[START OF DATA FOR THIS TASK]

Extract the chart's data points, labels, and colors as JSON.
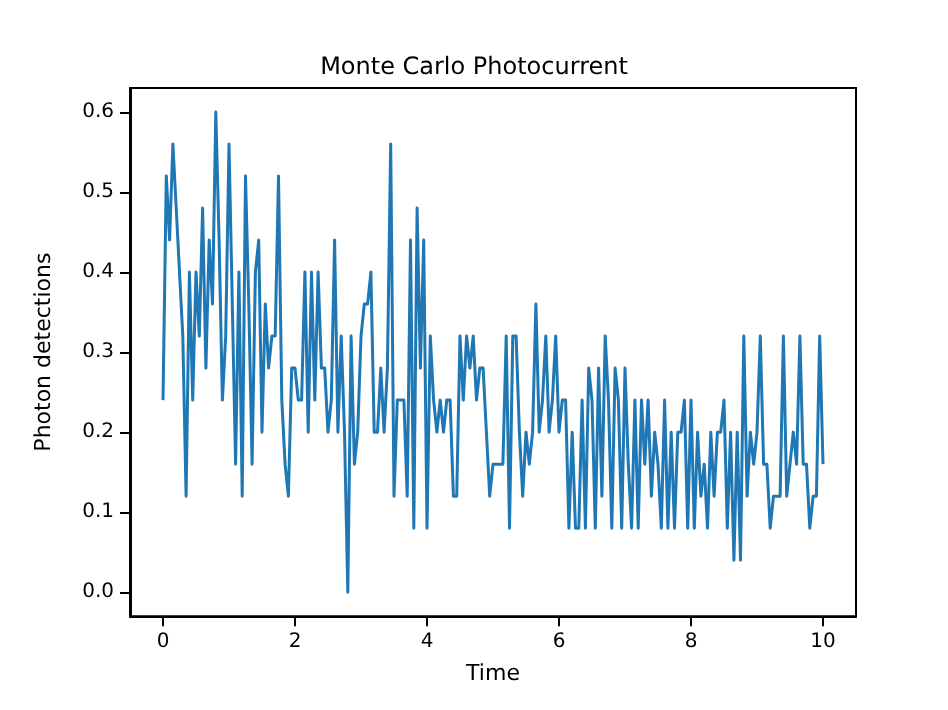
{
  "chart_data": {
    "type": "line",
    "title": "Monte Carlo Photocurrent",
    "xlabel": "Time",
    "ylabel": "Photon detections",
    "x": [
      0,
      0.05,
      0.1,
      0.15,
      0.2,
      0.25,
      0.3,
      0.35,
      0.4,
      0.45,
      0.5,
      0.55,
      0.6,
      0.65,
      0.7,
      0.75,
      0.8,
      0.85,
      0.9,
      0.95,
      1,
      1.05,
      1.1,
      1.15,
      1.2,
      1.25,
      1.3,
      1.35,
      1.4,
      1.45,
      1.5,
      1.55,
      1.6,
      1.65,
      1.7,
      1.75,
      1.8,
      1.85,
      1.9,
      1.95,
      2,
      2.05,
      2.1,
      2.15,
      2.2,
      2.25,
      2.3,
      2.35,
      2.4,
      2.45,
      2.5,
      2.55,
      2.6,
      2.65,
      2.7,
      2.75,
      2.8,
      2.85,
      2.9,
      2.95,
      3,
      3.05,
      3.1,
      3.15,
      3.2,
      3.25,
      3.3,
      3.35,
      3.4,
      3.45,
      3.5,
      3.55,
      3.6,
      3.65,
      3.7,
      3.75,
      3.8,
      3.85,
      3.9,
      3.95,
      4,
      4.05,
      4.1,
      4.15,
      4.2,
      4.25,
      4.3,
      4.35,
      4.4,
      4.45,
      4.5,
      4.55,
      4.6,
      4.65,
      4.7,
      4.75,
      4.8,
      4.85,
      4.9,
      4.95,
      5,
      5.05,
      5.1,
      5.15,
      5.2,
      5.25,
      5.3,
      5.35,
      5.4,
      5.45,
      5.5,
      5.55,
      5.6,
      5.65,
      5.7,
      5.75,
      5.8,
      5.85,
      5.9,
      5.95,
      6,
      6.05,
      6.1,
      6.15,
      6.2,
      6.25,
      6.3,
      6.35,
      6.4,
      6.45,
      6.5,
      6.55,
      6.6,
      6.65,
      6.7,
      6.75,
      6.8,
      6.85,
      6.9,
      6.95,
      7,
      7.05,
      7.1,
      7.15,
      7.2,
      7.25,
      7.3,
      7.35,
      7.4,
      7.45,
      7.5,
      7.55,
      7.6,
      7.65,
      7.7,
      7.75,
      7.8,
      7.85,
      7.9,
      7.95,
      8,
      8.05,
      8.1,
      8.15,
      8.2,
      8.25,
      8.3,
      8.35,
      8.4,
      8.45,
      8.5,
      8.55,
      8.6,
      8.65,
      8.7,
      8.75,
      8.8,
      8.85,
      8.9,
      8.95,
      9,
      9.05,
      9.1,
      9.15,
      9.2,
      9.25,
      9.3,
      9.35,
      9.4,
      9.45,
      9.5,
      9.55,
      9.6,
      9.65,
      9.7,
      9.75,
      9.8,
      9.85,
      9.9,
      9.95,
      10
    ],
    "series": [
      {
        "color": "#1f77b4",
        "values": [
          0.24,
          0.52,
          0.44,
          0.56,
          0.48,
          0.4,
          0.32,
          0.12,
          0.4,
          0.24,
          0.4,
          0.32,
          0.48,
          0.28,
          0.44,
          0.36,
          0.6,
          0.44,
          0.24,
          0.32,
          0.56,
          0.36,
          0.16,
          0.4,
          0.12,
          0.52,
          0.36,
          0.16,
          0.4,
          0.44,
          0.2,
          0.36,
          0.28,
          0.32,
          0.32,
          0.52,
          0.24,
          0.16,
          0.12,
          0.28,
          0.28,
          0.24,
          0.24,
          0.4,
          0.2,
          0.4,
          0.24,
          0.4,
          0.28,
          0.28,
          0.2,
          0.24,
          0.44,
          0.2,
          0.32,
          0.2,
          0.0,
          0.32,
          0.16,
          0.2,
          0.32,
          0.36,
          0.36,
          0.4,
          0.2,
          0.2,
          0.28,
          0.2,
          0.28,
          0.56,
          0.12,
          0.24,
          0.24,
          0.24,
          0.12,
          0.44,
          0.08,
          0.48,
          0.28,
          0.44,
          0.08,
          0.32,
          0.24,
          0.2,
          0.24,
          0.2,
          0.24,
          0.24,
          0.12,
          0.12,
          0.32,
          0.24,
          0.32,
          0.28,
          0.32,
          0.24,
          0.28,
          0.28,
          0.2,
          0.12,
          0.16,
          0.16,
          0.16,
          0.16,
          0.32,
          0.08,
          0.32,
          0.32,
          0.2,
          0.12,
          0.2,
          0.16,
          0.2,
          0.36,
          0.2,
          0.24,
          0.32,
          0.2,
          0.24,
          0.32,
          0.2,
          0.24,
          0.24,
          0.08,
          0.2,
          0.08,
          0.08,
          0.24,
          0.08,
          0.28,
          0.24,
          0.08,
          0.28,
          0.12,
          0.32,
          0.24,
          0.08,
          0.28,
          0.24,
          0.08,
          0.28,
          0.16,
          0.08,
          0.24,
          0.08,
          0.24,
          0.16,
          0.24,
          0.12,
          0.2,
          0.16,
          0.08,
          0.24,
          0.08,
          0.2,
          0.08,
          0.2,
          0.2,
          0.24,
          0.08,
          0.24,
          0.08,
          0.2,
          0.12,
          0.16,
          0.08,
          0.2,
          0.12,
          0.2,
          0.2,
          0.24,
          0.08,
          0.2,
          0.04,
          0.2,
          0.04,
          0.32,
          0.12,
          0.2,
          0.16,
          0.2,
          0.32,
          0.16,
          0.16,
          0.08,
          0.12,
          0.12,
          0.12,
          0.32,
          0.12,
          0.16,
          0.2,
          0.16,
          0.32,
          0.16,
          0.16,
          0.08,
          0.12,
          0.12,
          0.32,
          0.16
        ]
      }
    ],
    "xlim": [
      -0.5,
      10.5
    ],
    "xticks": [
      0,
      2,
      4,
      6,
      8,
      10
    ],
    "ylim": [
      -0.03,
      0.63
    ],
    "yticks": [
      {
        "value": 0,
        "label": "0.0"
      },
      {
        "value": 0.1,
        "label": "0.1"
      },
      {
        "value": 0.2,
        "label": "0.2"
      },
      {
        "value": 0.3,
        "label": "0.3"
      },
      {
        "value": 0.4,
        "label": "0.4"
      },
      {
        "value": 0.5,
        "label": "0.5"
      },
      {
        "value": 0.6,
        "label": "0.6"
      }
    ],
    "marker": "none",
    "line_style": "solid"
  }
}
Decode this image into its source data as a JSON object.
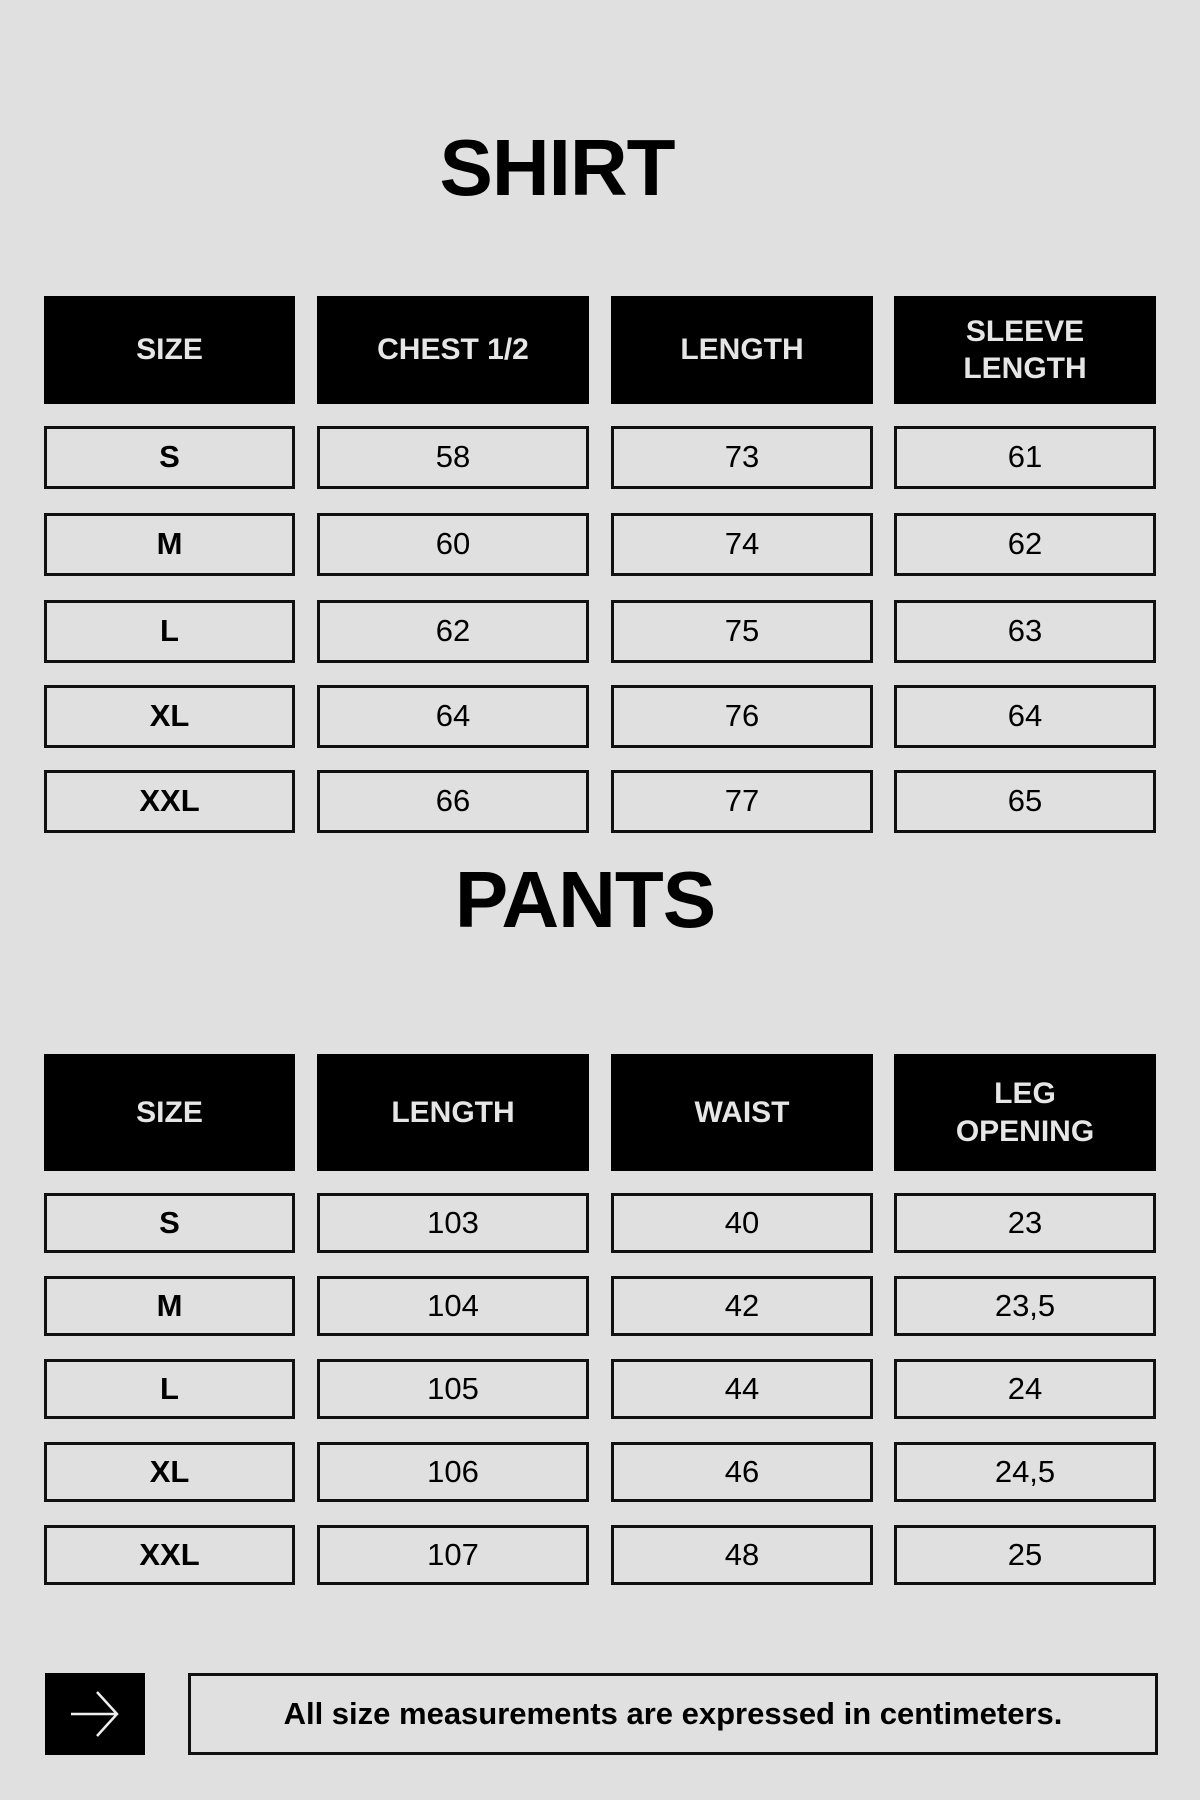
{
  "shirt": {
    "title": "SHIRT",
    "headers": [
      "SIZE",
      "CHEST 1/2",
      "LENGTH",
      "SLEEVE LENGTH"
    ],
    "rows": [
      [
        "S",
        "58",
        "73",
        "61"
      ],
      [
        "M",
        "60",
        "74",
        "62"
      ],
      [
        "L",
        "62",
        "75",
        "63"
      ],
      [
        "XL",
        "64",
        "76",
        "64"
      ],
      [
        "XXL",
        "66",
        "77",
        "65"
      ]
    ]
  },
  "pants": {
    "title": "PANTS",
    "headers": [
      "SIZE",
      "LENGTH",
      "WAIST",
      "LEG OPENING"
    ],
    "rows": [
      [
        "S",
        "103",
        "40",
        "23"
      ],
      [
        "M",
        "104",
        "42",
        "23,5"
      ],
      [
        "L",
        "105",
        "44",
        "24"
      ],
      [
        "XL",
        "106",
        "46",
        "24,5"
      ],
      [
        "XXL",
        "107",
        "48",
        "25"
      ]
    ]
  },
  "footer": {
    "icon": "arrow-right-icon",
    "note": "All size measurements are expressed in centimeters."
  },
  "colors": {
    "background": "#e0e0e0",
    "header": "#000000"
  }
}
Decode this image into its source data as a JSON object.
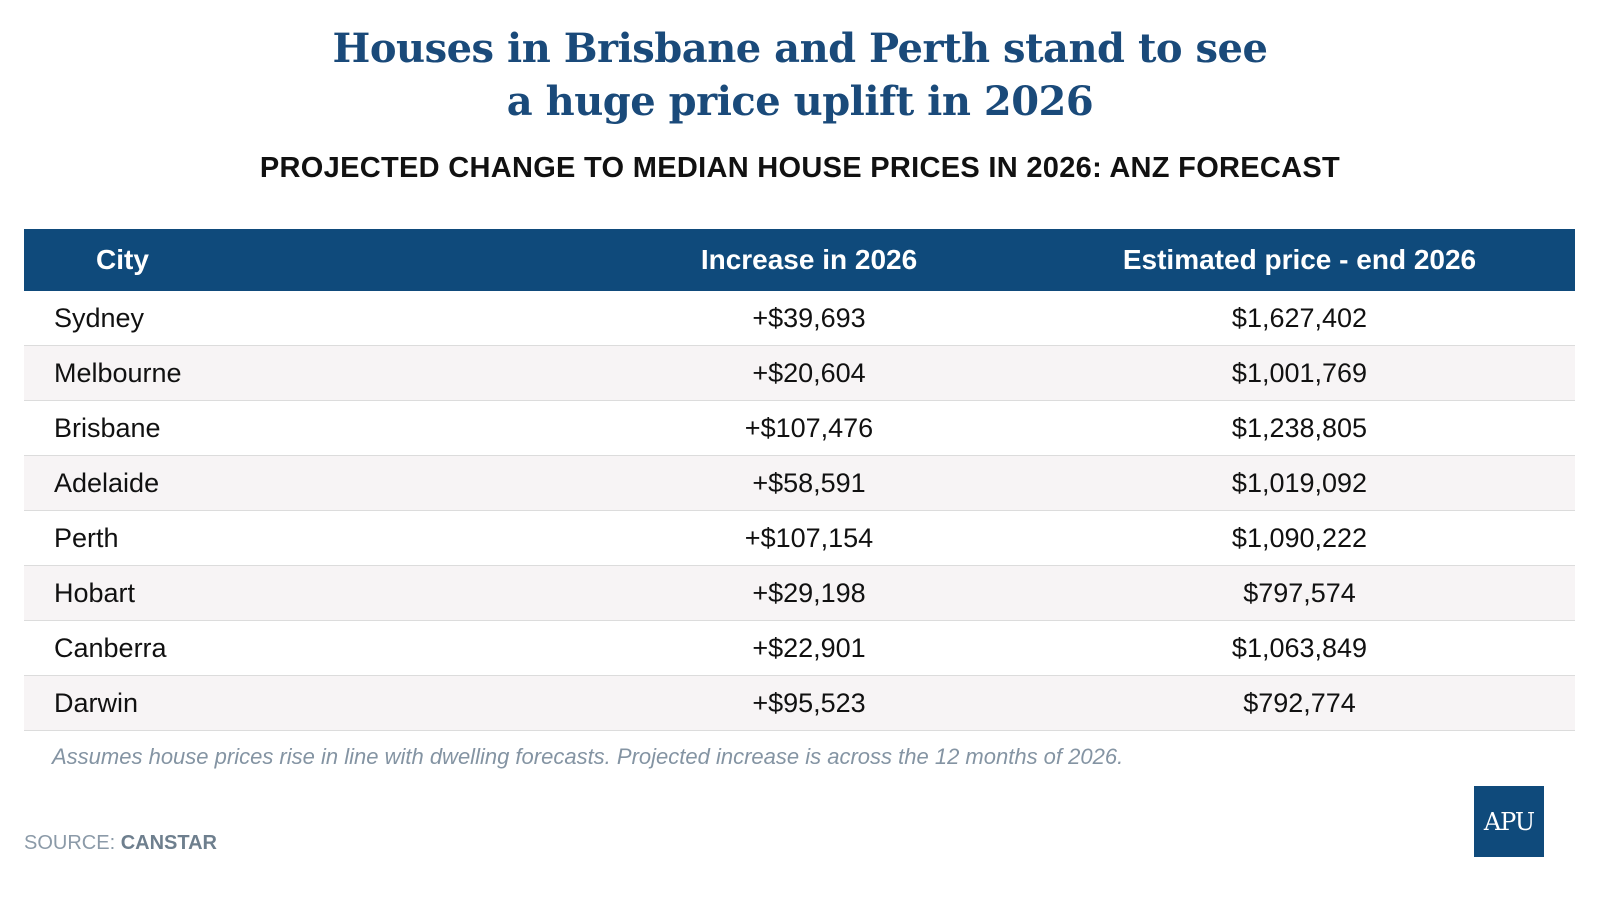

[END OF DATA FOR THIS TASK]

**OBJECTIVE:**
Leave out the pictures and copy every record above exactly.

**WRITTEN SOLUTION:**
Extract the chart's data points, labels, and colors as JSON.
{
  "chart_data": {
    "type": "line",
    "title": "Monte Carlo Photocurrent",
    "xlabel": "Time",
    "ylabel": "Photon detections",
    "x": [
      0,
      0.05,
      0.1,
      0.15,
      0.2,
      0.25,
      0.3,
      0.35,
      0.4,
      0.45,
      0.5,
      0.55,
      0.6,
      0.65,
      0.7,
      0.75,
      0.8,
      0.85,
      0.9,
      0.95,
      1,
      1.05,
      1.1,
      1.15,
      1.2,
      1.25,
      1.3,
      1.35,
      1.4,
      1.45,
      1.5,
      1.55,
      1.6,
      1.65,
      1.7,
      1.75,
      1.8,
      1.85,
      1.9,
      1.95,
      2,
      2.05,
      2.1,
      2.15,
      2.2,
      2.25,
      2.3,
      2.35,
      2.4,
      2.45,
      2.5,
      2.55,
      2.6,
      2.65,
      2.7,
      2.75,
      2.8,
      2.85,
      2.9,
      2.95,
      3,
      3.05,
      3.1,
      3.15,
      3.2,
      3.25,
      3.3,
      3.35,
      3.4,
      3.45,
      3.5,
      3.55,
      3.6,
      3.65,
      3.7,
      3.75,
      3.8,
      3.85,
      3.9,
      3.95,
      4,
      4.05,
      4.1,
      4.15,
      4.2,
      4.25,
      4.3,
      4.35,
      4.4,
      4.45,
      4.5,
      4.55,
      4.6,
      4.65,
      4.7,
      4.75,
      4.8,
      4.85,
      4.9,
      4.95,
      5,
      5.05,
      5.1,
      5.15,
      5.2,
      5.25,
      5.3,
      5.35,
      5.4,
      5.45,
      5.5,
      5.55,
      5.6,
      5.65,
      5.7,
      5.75,
      5.8,
      5.85,
      5.9,
      5.95,
      6,
      6.05,
      6.1,
      6.15,
      6.2,
      6.25,
      6.3,
      6.35,
      6.4,
      6.45,
      6.5,
      6.55,
      6.6,
      6.65,
      6.7,
      6.75,
      6.8,
      6.85,
      6.9,
      6.95,
      7,
      7.05,
      7.1,
      7.15,
      7.2,
      7.25,
      7.3,
      7.35,
      7.4,
      7.45,
      7.5,
      7.55,
      7.6,
      7.65,
      7.7,
      7.75,
      7.8,
      7.85,
      7.9,
      7.95,
      8,
      8.05,
      8.1,
      8.15,
      8.2,
      8.25,
      8.3,
      8.35,
      8.4,
      8.45,
      8.5,
      8.55,
      8.6,
      8.65,
      8.7,
      8.75,
      8.8,
      8.85,
      8.9,
      8.95,
      9,
      9.05,
      9.1,
      9.15,
      9.2,
      9.25,
      9.3,
      9.35,
      9.4,
      9.45,
      9.5,
      9.55,
      9.6,
      9.65,
      9.7,
      9.75,
      9.8,
      9.85,
      9.9,
      9.95,
      10
    ],
    "series": [
      {
        "color": "#1f77b4",
        "values": [
          0.24,
          0.52,
          0.44,
          0.56,
          0.48,
          0.4,
          0.32,
          0.12,
          0.4,
          0.24,
          0.4,
          0.32,
          0.48,
          0.28,
          0.44,
          0.36,
          0.6,
          0.44,
          0.24,
          0.32,
          0.56,
          0.36,
          0.16,
          0.4,
          0.12,
          0.52,
          0.36,
          0.16,
          0.4,
          0.44,
          0.2,
          0.36,
          0.28,
          0.32,
          0.32,
          0.52,
          0.24,
          0.16,
          0.12,
          0.28,
          0.28,
          0.24,
          0.24,
          0.4,
          0.2,
          0.4,
          0.24,
          0.4,
          0.28,
          0.28,
          0.2,
          0.24,
          0.44,
          0.2,
          0.32,
          0.2,
          0.0,
          0.32,
          0.16,
          0.2,
          0.32,
          0.36,
          0.36,
          0.4,
          0.2,
          0.2,
          0.28,
          0.2,
          0.28,
          0.56,
          0.12,
          0.24,
          0.24,
          0.24,
          0.12,
          0.44,
          0.08,
          0.48,
          0.28,
          0.44,
          0.08,
          0.32,
          0.24,
          0.2,
          0.24,
          0.2,
          0.24,
          0.24,
          0.12,
          0.12,
          0.32,
          0.24,
          0.32,
          0.28,
          0.32,
          0.24,
          0.28,
          0.28,
          0.2,
          0.12,
          0.16,
          0.16,
          0.16,
          0.16,
          0.32,
          0.08,
          0.32,
          0.32,
          0.2,
          0.12,
          0.2,
          0.16,
          0.2,
          0.36,
          0.2,
          0.24,
          0.32,
          0.2,
          0.24,
          0.32,
          0.2,
          0.24,
          0.24,
          0.08,
          0.2,
          0.08,
          0.08,
          0.24,
          0.08,
          0.28,
          0.24,
          0.08,
          0.28,
          0.12,
          0.32,
          0.24,
          0.08,
          0.28,
          0.24,
          0.08,
          0.28,
          0.16,
          0.08,
          0.24,
          0.08,
          0.24,
          0.16,
          0.24,
          0.12,
          0.2,
          0.16,
          0.08,
          0.24,
          0.08,
          0.2,
          0.08,
          0.2,
          0.2,
          0.24,
          0.08,
          0.24,
          0.08,
          0.2,
          0.12,
          0.16,
          0.08,
          0.2,
          0.12,
          0.2,
          0.2,
          0.24,
          0.08,
          0.2,
          0.04,
          0.2,
          0.04,
          0.32,
          0.12,
          0.2,
          0.16,
          0.2,
          0.32,
          0.16,
          0.16,
          0.08,
          0.12,
          0.12,
          0.12,
          0.32,
          0.12,
          0.16,
          0.2,
          0.16,
          0.32,
          0.16,
          0.16,
          0.08,
          0.12,
          0.12,
          0.32,
          0.16
        ]
      }
    ],
    "xlim": [
      -0.5,
      10.5
    ],
    "xticks": [
      0,
      2,
      4,
      6,
      8,
      10
    ],
    "ylim": [
      -0.03,
      0.63
    ],
    "yticks": [
      {
        "value": 0,
        "label": "0.0"
      },
      {
        "value": 0.1,
        "label": "0.1"
      },
      {
        "value": 0.2,
        "label": "0.2"
      },
      {
        "value": 0.3,
        "label": "0.3"
      },
      {
        "value": 0.4,
        "label": "0.4"
      },
      {
        "value": 0.5,
        "label": "0.5"
      },
      {
        "value": 0.6,
        "label": "0.6"
      }
    ],
    "marker": "none",
    "line_style": "solid"
  }
}
Decode this image into its source data as a JSON object.
{
  "shirt": {
    "title": "SHIRT",
    "headers": [
      "SIZE",
      "CHEST 1/2",
      "LENGTH",
      "SLEEVE LENGTH"
    ],
    "rows": [
      [
        "S",
        "58",
        "73",
        "61"
      ],
      [
        "M",
        "60",
        "74",
        "62"
      ],
      [
        "L",
        "62",
        "75",
        "63"
      ],
      [
        "XL",
        "64",
        "76",
        "64"
      ],
      [
        "XXL",
        "66",
        "77",
        "65"
      ]
    ]
  },
  "pants": {
    "title": "PANTS",
    "headers": [
      "SIZE",
      "LENGTH",
      "WAIST",
      "LEG OPENING"
    ],
    "rows": [
      [
        "S",
        "103",
        "40",
        "23"
      ],
      [
        "M",
        "104",
        "42",
        "23,5"
      ],
      [
        "L",
        "105",
        "44",
        "24"
      ],
      [
        "XL",
        "106",
        "46",
        "24,5"
      ],
      [
        "XXL",
        "107",
        "48",
        "25"
      ]
    ]
  },
  "footer": {
    "icon": "arrow-right-icon",
    "note": "All size measurements are expressed in centimeters."
  },
  "colors": {
    "background": "#e0e0e0",
    "header": "#000000"
  }
}
Decode this image into its source data as a JSON object.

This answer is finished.